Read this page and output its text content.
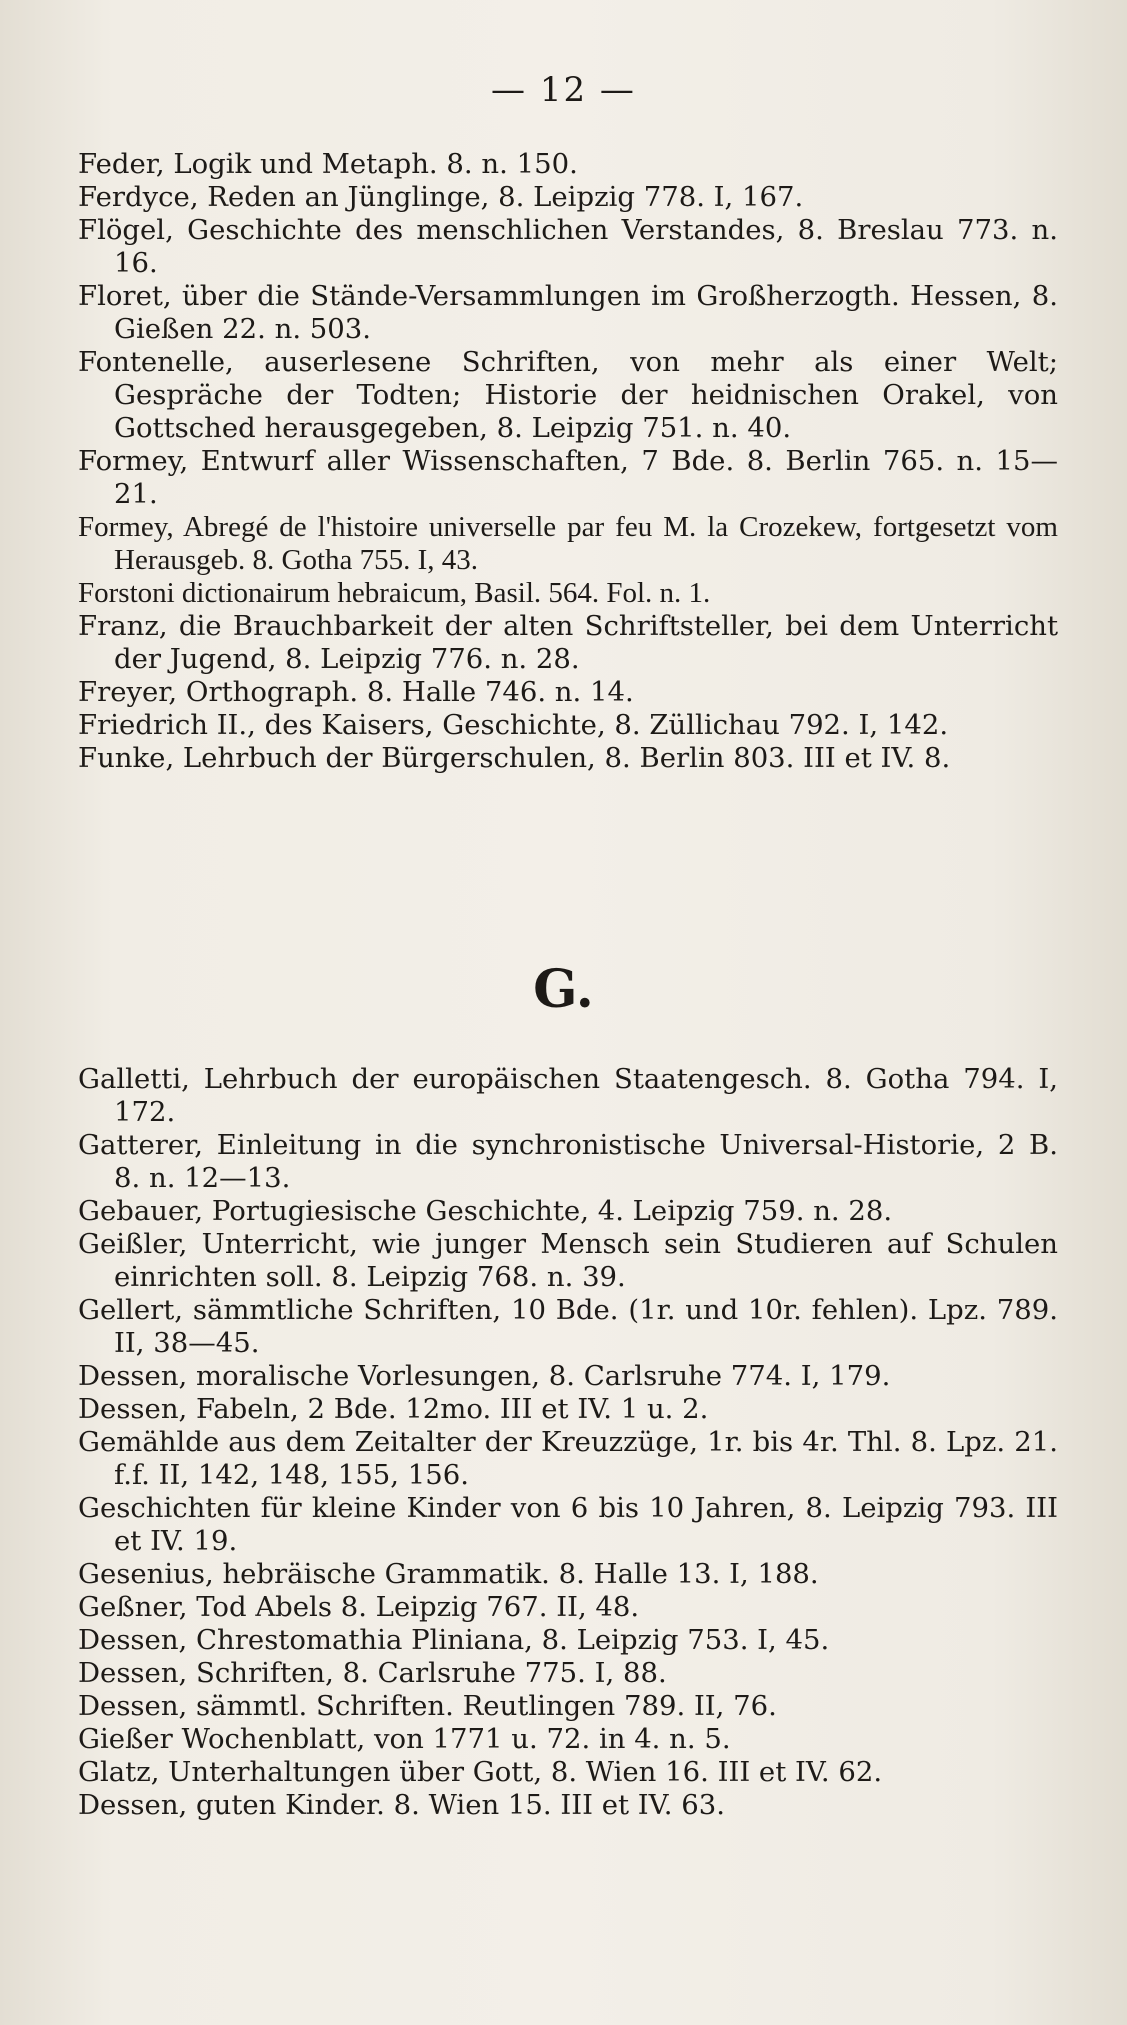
— 12 —
Feder, Logik und Metaph. 8. n. 150.
Ferdyce, Reden an Jünglinge, 8. Leipzig 778. I, 167.
Flögel, Geschichte des menschlichen Verstandes, 8. Breslau 773. n. 16.
Floret, über die Stände-Versammlungen im Großherzogth. Hessen, 8. Gießen 22. n. 503.
Fontenelle, auserlesene Schriften, von mehr als einer Welt; Gespräche der Todten; Historie der heidnischen Orakel, von Gottsched herausgegeben, 8. Leipzig 751. n. 40.
Formey, Entwurf aller Wissenschaften, 7 Bde. 8. Berlin 765. n. 15—21.
Formey, Abregé de l'histoire universelle par feu M. la Crozekew, fortgesetzt vom Herausgeb. 8. Gotha 755. I, 43.
Forstoni dictionairum hebraicum, Basil. 564. Fol. n. 1.
Franz, die Brauchbarkeit der alten Schriftsteller, bei dem Unterricht der Jugend, 8. Leipzig 776. n. 28.
Freyer, Orthograph. 8. Halle 746. n. 14.
Friedrich II., des Kaisers, Geschichte, 8. Züllichau 792. I, 142.
Funke, Lehrbuch der Bürgerschulen, 8. Berlin 803. III et IV. 8.
G.
Galletti, Lehrbuch der europäischen Staatengesch. 8. Gotha 794. I, 172.
Gatterer, Einleitung in die synchronistische Universal-Historie, 2 B. 8. n. 12—13.
Gebauer, Portugiesische Geschichte, 4. Leipzig 759. n. 28.
Geißler, Unterricht, wie junger Mensch sein Studieren auf Schulen einrichten soll. 8. Leipzig 768. n. 39.
Gellert, sämmtliche Schriften, 10 Bde. (1r. und 10r. fehlen). Lpz. 789. II, 38—45.
Dessen, moralische Vorlesungen, 8. Carlsruhe 774. I, 179.
Dessen, Fabeln, 2 Bde. 12mo. III et IV. 1 u. 2.
Gemählde aus dem Zeitalter der Kreuzzüge, 1r. bis 4r. Thl. 8. Lpz. 21. f.f. II, 142, 148, 155, 156.
Geschichten für kleine Kinder von 6 bis 10 Jahren, 8. Leipzig 793. III et IV. 19.
Gesenius, hebräische Grammatik. 8. Halle 13. I, 188.
Geßner, Tod Abels 8. Leipzig 767. II, 48.
Dessen, Chrestomathia Pliniana, 8. Leipzig 753. I, 45.
Dessen, Schriften, 8. Carlsruhe 775. I, 88.
Dessen, sämmtl. Schriften. Reutlingen 789. II, 76.
Gießer Wochenblatt, von 1771 u. 72. in 4. n. 5.
Glatz, Unterhaltungen über Gott, 8. Wien 16. III et IV. 62.
Dessen, guten Kinder. 8. Wien 15. III et IV. 63.
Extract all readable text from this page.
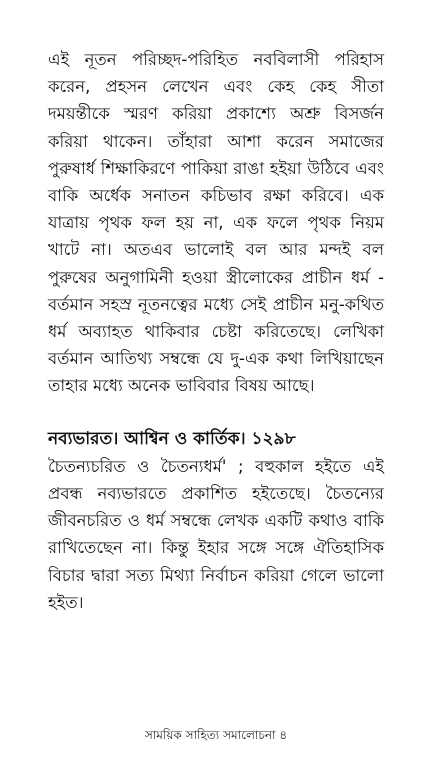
এই নূতন পরিচ্ছদ-পরিহিত নববিলাসী পরিহাস করেন, প্রহসন লেখেন এবং কেহ কেহ সীতা দময়ন্তীকে স্মরণ করিয়া প্রকাশ্যে অশ্রু বিসর্জন করিয়া থাকেন। তাঁহারা আশা করেন সমাজের পুরুষার্ধ শিক্ষাকিরণে পাকিয়া রাঙা হইয়া উঠিবে এবং বাকি অর্ধেক সনাতন কচিভাব রক্ষা করিবে। এক যাত্রায় পৃথক ফল হয় না, এক ফলে পৃথক নিয়ম খাটে না। অতএব ভালোই বল আর মন্দই বল পুরুষের অনুগামিনী হওয়া স্ত্রীলোকের প্রাচীন ধর্ম - বর্তমান সহস্র নূতনত্বের মধ্যে সেই প্রাচীন মনু-কথিত ধর্ম অব্যাহত থাকিবার চেষ্টা করিতেছে। লেখিকা বর্তমান আতিথ্য সম্বন্ধে যে দু-এক কথা লিখিয়াছেন তাহার মধ্যে অনেক ভাবিবার বিষয় আছে।

নব্যভারত। আশ্বিন ও কার্তিক। ১২৯৮

চৈতন্যচরিত ও চৈতন্যধর্ম' ; বহুকাল হইতে এই প্রবন্ধ নব্যভারতে প্রকাশিত হইতেছে। চৈতন্যের জীবনচরিত ও ধর্ম সম্বন্ধে লেখক একটি কথাও বাকি রাখিতেছেন না। কিন্তু ইহার সঙ্গে সঙ্গে ঐতিহাসিক বিচার দ্বারা সত্য মিথ্যা নির্বাচন করিয়া গেলে ভালো হইত।

সাময়িক সাহিত্য সমালোচনা ৪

● **EXERCISE AIM**
Set down the complete material exactly, but do not include the images.

● **REPLY TO THE EXERCISE**
Read this page and output its text content.
— 12 —
Feder, Logik und Metaph. 8. n. 150.
Ferdyce, Reden an Jünglinge, 8. Leipzig 778. I, 167.
Flögel, Geschichte des menschlichen Verstandes, 8. Breslau 773. n. 16.
Floret, über die Stände-Versammlungen im Großherzogth. Hessen, 8. Gießen 22. n. 503.
Fontenelle, auserlesene Schriften, von mehr als einer Welt; Gespräche der Todten; Historie der heidnischen Orakel, von Gottsched herausgegeben, 8. Leipzig 751. n. 40.
Formey, Entwurf aller Wissenschaften, 7 Bde. 8. Berlin 765. n. 15—21.
Formey, Abregé de l'histoire universelle par feu M. la Crozekew, fortgesetzt vom Herausgeb. 8. Gotha 755. I, 43.
Forstoni dictionairum hebraicum, Basil. 564. Fol. n. 1.
Franz, die Brauchbarkeit der alten Schriftsteller, bei dem Unterricht der Jugend, 8. Leipzig 776. n. 28.
Freyer, Orthograph. 8. Halle 746. n. 14.
Friedrich II., des Kaisers, Geschichte, 8. Züllichau 792. I, 142.
Funke, Lehrbuch der Bürgerschulen, 8. Berlin 803. III et IV. 8.
G.
Galletti, Lehrbuch der europäischen Staatengesch. 8. Gotha 794. I, 172.
Gatterer, Einleitung in die synchronistische Universal-Historie, 2 B. 8. n. 12—13.
Gebauer, Portugiesische Geschichte, 4. Leipzig 759. n. 28.
Geißler, Unterricht, wie junger Mensch sein Studieren auf Schulen einrichten soll. 8. Leipzig 768. n. 39.
Gellert, sämmtliche Schriften, 10 Bde. (1r. und 10r. fehlen). Lpz. 789. II, 38—45.
Dessen, moralische Vorlesungen, 8. Carlsruhe 774. I, 179.
Dessen, Fabeln, 2 Bde. 12mo. III et IV. 1 u. 2.
Gemählde aus dem Zeitalter der Kreuzzüge, 1r. bis 4r. Thl. 8. Lpz. 21. f.f. II, 142, 148, 155, 156.
Geschichten für kleine Kinder von 6 bis 10 Jahren, 8. Leipzig 793. III et IV. 19.
Gesenius, hebräische Grammatik. 8. Halle 13. I, 188.
Geßner, Tod Abels 8. Leipzig 767. II, 48.
Dessen, Chrestomathia Pliniana, 8. Leipzig 753. I, 45.
Dessen, Schriften, 8. Carlsruhe 775. I, 88.
Dessen, sämmtl. Schriften. Reutlingen 789. II, 76.
Gießer Wochenblatt, von 1771 u. 72. in 4. n. 5.
Glatz, Unterhaltungen über Gott, 8. Wien 16. III et IV. 62.
Dessen, guten Kinder. 8. Wien 15. III et IV. 63.
Extract all readable text from this page.
এই নূতন পরিচ্ছদ-পরিহিত নববিলাসী পরিহাস করেন, প্রহসন লেখেন এবং কেহ কেহ সীতা দময়ন্তীকে স্মরণ করিয়া প্রকাশ্যে অশ্রু বিসর্জন করিয়া থাকেন। তাঁহারা আশা করেন সমাজের পুরুষার্ধ শিক্ষাকিরণে পাকিয়া রাঙা হইয়া উঠিবে এবং বাকি অর্ধেক সনাতন কচিভাব রক্ষা করিবে। এক যাত্রায় পৃথক ফল হয় না, এক ফলে পৃথক নিয়ম খাটে না। অতএব ভালোই বল আর মন্দই বল পুরুষের অনুগামিনী হওয়া স্ত্রীলোকের প্রাচীন ধর্ম - বর্তমান সহস্র নূতনত্বের মধ্যে সেই প্রাচীন মনু-কথিত ধর্ম অব্যাহত থাকিবার চেষ্টা করিতেছে। লেখিকা বর্তমান আতিথ্য সম্বন্ধে যে দু-এক কথা লিখিয়াছেন তাহার মধ্যে অনেক ভাবিবার বিষয় আছে।

নব্যভারত। আশ্বিন ও কার্তিক। ১২৯৮

চৈতন্যচরিত ও চৈতন্যধর্ম' ; বহুকাল হইতে এই প্রবন্ধ নব্যভারতে প্রকাশিত হইতেছে। চৈতন্যের জীবনচরিত ও ধর্ম সম্বন্ধে লেখক একটি কথাও বাকি রাখিতেছেন না। কিন্তু ইহার সঙ্গে সঙ্গে ঐতিহাসিক বিচার দ্বারা সত্য মিথ্যা নির্বাচন করিয়া গেলে ভালো হইত।

সাময়িক সাহিত্য সমালোচনা ৪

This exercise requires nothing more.